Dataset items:
#####
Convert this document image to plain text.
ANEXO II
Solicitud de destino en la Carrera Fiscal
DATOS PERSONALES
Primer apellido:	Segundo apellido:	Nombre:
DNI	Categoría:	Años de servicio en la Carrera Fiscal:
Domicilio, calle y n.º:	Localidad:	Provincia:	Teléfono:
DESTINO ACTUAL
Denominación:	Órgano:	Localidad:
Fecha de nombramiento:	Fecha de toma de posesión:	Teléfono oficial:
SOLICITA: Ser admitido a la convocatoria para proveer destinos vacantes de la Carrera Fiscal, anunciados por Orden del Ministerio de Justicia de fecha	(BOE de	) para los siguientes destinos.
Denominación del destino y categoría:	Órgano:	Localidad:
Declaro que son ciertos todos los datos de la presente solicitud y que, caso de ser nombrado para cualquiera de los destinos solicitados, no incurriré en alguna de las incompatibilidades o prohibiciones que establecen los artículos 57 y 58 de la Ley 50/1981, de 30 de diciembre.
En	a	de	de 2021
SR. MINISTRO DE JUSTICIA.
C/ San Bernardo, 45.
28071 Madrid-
#####
Scan the data above; copy every line where "Fiscal" appears.

§ **Full response**
Solicitud de destino en la Carrera Fiscal
DNI	Categoría:	Años de servicio en la Carrera Fiscal:
SOLICITA: Ser admitido a la convocatoria para proveer destinos vacantes de la Carrera Fiscal, anunciados por Orden del Ministerio de Justicia de fecha	(BOE de	) para los siguientes destinos.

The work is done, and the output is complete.